— PROBLEM DESCRIPTION —
Send each entry back exactly as given, pictures excluded.

Items listed in a dataset:
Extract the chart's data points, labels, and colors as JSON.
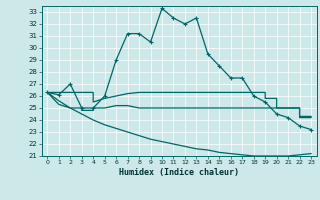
{
  "title": "",
  "xlabel": "Humidex (Indice chaleur)",
  "ylabel": "",
  "background_color": "#cce8e8",
  "grid_color": "#b0d0d0",
  "line_color": "#006666",
  "xlim": [
    -0.5,
    23.5
  ],
  "ylim": [
    21,
    33.5
  ],
  "yticks": [
    21,
    22,
    23,
    24,
    25,
    26,
    27,
    28,
    29,
    30,
    31,
    32,
    33
  ],
  "xticks": [
    0,
    1,
    2,
    3,
    4,
    5,
    6,
    7,
    8,
    9,
    10,
    11,
    12,
    13,
    14,
    15,
    16,
    17,
    18,
    19,
    20,
    21,
    22,
    23
  ],
  "series": [
    {
      "x": [
        0,
        1,
        2,
        3,
        4,
        5,
        6,
        7,
        8,
        9,
        10,
        11,
        12,
        13,
        14,
        15,
        16,
        17,
        18,
        19,
        20,
        21,
        22,
        23
      ],
      "y": [
        26.3,
        26.1,
        27.0,
        25.0,
        25.0,
        26.0,
        29.0,
        31.2,
        31.2,
        30.5,
        33.3,
        32.5,
        32.0,
        32.5,
        29.5,
        28.5,
        27.5,
        27.5,
        26.0,
        25.5,
        24.5,
        24.2,
        23.5,
        23.2
      ],
      "marker": true,
      "marker_size": 3.5,
      "linewidth": 0.9
    },
    {
      "x": [
        0,
        1,
        2,
        3,
        4,
        4,
        5,
        6,
        7,
        8,
        9,
        10,
        11,
        12,
        13,
        14,
        15,
        16,
        17,
        18,
        19,
        19,
        20,
        20,
        21,
        22,
        22,
        23
      ],
      "y": [
        26.3,
        26.3,
        26.3,
        26.3,
        26.3,
        25.5,
        25.8,
        26.0,
        26.2,
        26.3,
        26.3,
        26.3,
        26.3,
        26.3,
        26.3,
        26.3,
        26.3,
        26.3,
        26.3,
        26.3,
        26.3,
        25.8,
        25.8,
        25.0,
        25.0,
        25.0,
        24.3,
        24.3
      ],
      "marker": false,
      "linewidth": 0.9
    },
    {
      "x": [
        0,
        1,
        2,
        3,
        3,
        4,
        4,
        5,
        6,
        7,
        8,
        9,
        10,
        11,
        12,
        13,
        14,
        15,
        16,
        17,
        18,
        19,
        20,
        21,
        22,
        22,
        23
      ],
      "y": [
        26.3,
        25.3,
        25.0,
        25.0,
        24.8,
        24.8,
        25.0,
        25.0,
        25.2,
        25.2,
        25.0,
        25.0,
        25.0,
        25.0,
        25.0,
        25.0,
        25.0,
        25.0,
        25.0,
        25.0,
        25.0,
        25.0,
        25.0,
        25.0,
        25.0,
        24.2,
        24.2
      ],
      "marker": false,
      "linewidth": 0.9
    },
    {
      "x": [
        0,
        1,
        2,
        3,
        4,
        5,
        6,
        7,
        8,
        9,
        10,
        11,
        12,
        13,
        14,
        15,
        16,
        17,
        18,
        19,
        20,
        21,
        22,
        23
      ],
      "y": [
        26.3,
        25.6,
        25.0,
        24.5,
        24.0,
        23.6,
        23.3,
        23.0,
        22.7,
        22.4,
        22.2,
        22.0,
        21.8,
        21.6,
        21.5,
        21.3,
        21.2,
        21.1,
        21.0,
        21.0,
        21.0,
        21.0,
        21.1,
        21.2
      ],
      "marker": false,
      "linewidth": 0.9
    }
  ]
}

— CORRECT RESULT —
Extract the chart's data points, labels, and colors as JSON.
{
  "title": "",
  "xlabel": "Humidex (Indice chaleur)",
  "ylabel": "",
  "background_color": "#cce8e8",
  "grid_color": "#b0d0d0",
  "line_color": "#006666",
  "xlim": [
    -0.5,
    23.5
  ],
  "ylim": [
    21,
    33.5
  ],
  "yticks": [
    21,
    22,
    23,
    24,
    25,
    26,
    27,
    28,
    29,
    30,
    31,
    32,
    33
  ],
  "xticks": [
    0,
    1,
    2,
    3,
    4,
    5,
    6,
    7,
    8,
    9,
    10,
    11,
    12,
    13,
    14,
    15,
    16,
    17,
    18,
    19,
    20,
    21,
    22,
    23
  ],
  "series": [
    {
      "x": [
        0,
        1,
        2,
        3,
        4,
        5,
        6,
        7,
        8,
        9,
        10,
        11,
        12,
        13,
        14,
        15,
        16,
        17,
        18,
        19,
        20,
        21,
        22,
        23
      ],
      "y": [
        26.3,
        26.1,
        27.0,
        25.0,
        25.0,
        26.0,
        29.0,
        31.2,
        31.2,
        30.5,
        33.3,
        32.5,
        32.0,
        32.5,
        29.5,
        28.5,
        27.5,
        27.5,
        26.0,
        25.5,
        24.5,
        24.2,
        23.5,
        23.2
      ],
      "marker": true,
      "marker_size": 3.5,
      "linewidth": 0.9
    },
    {
      "x": [
        0,
        1,
        2,
        3,
        4,
        4,
        5,
        6,
        7,
        8,
        9,
        10,
        11,
        12,
        13,
        14,
        15,
        16,
        17,
        18,
        19,
        19,
        20,
        20,
        21,
        22,
        22,
        23
      ],
      "y": [
        26.3,
        26.3,
        26.3,
        26.3,
        26.3,
        25.5,
        25.8,
        26.0,
        26.2,
        26.3,
        26.3,
        26.3,
        26.3,
        26.3,
        26.3,
        26.3,
        26.3,
        26.3,
        26.3,
        26.3,
        26.3,
        25.8,
        25.8,
        25.0,
        25.0,
        25.0,
        24.3,
        24.3
      ],
      "marker": false,
      "linewidth": 0.9
    },
    {
      "x": [
        0,
        1,
        2,
        3,
        3,
        4,
        4,
        5,
        6,
        7,
        8,
        9,
        10,
        11,
        12,
        13,
        14,
        15,
        16,
        17,
        18,
        19,
        20,
        21,
        22,
        22,
        23
      ],
      "y": [
        26.3,
        25.3,
        25.0,
        25.0,
        24.8,
        24.8,
        25.0,
        25.0,
        25.2,
        25.2,
        25.0,
        25.0,
        25.0,
        25.0,
        25.0,
        25.0,
        25.0,
        25.0,
        25.0,
        25.0,
        25.0,
        25.0,
        25.0,
        25.0,
        25.0,
        24.2,
        24.2
      ],
      "marker": false,
      "linewidth": 0.9
    },
    {
      "x": [
        0,
        1,
        2,
        3,
        4,
        5,
        6,
        7,
        8,
        9,
        10,
        11,
        12,
        13,
        14,
        15,
        16,
        17,
        18,
        19,
        20,
        21,
        22,
        23
      ],
      "y": [
        26.3,
        25.6,
        25.0,
        24.5,
        24.0,
        23.6,
        23.3,
        23.0,
        22.7,
        22.4,
        22.2,
        22.0,
        21.8,
        21.6,
        21.5,
        21.3,
        21.2,
        21.1,
        21.0,
        21.0,
        21.0,
        21.0,
        21.1,
        21.2
      ],
      "marker": false,
      "linewidth": 0.9
    }
  ]
}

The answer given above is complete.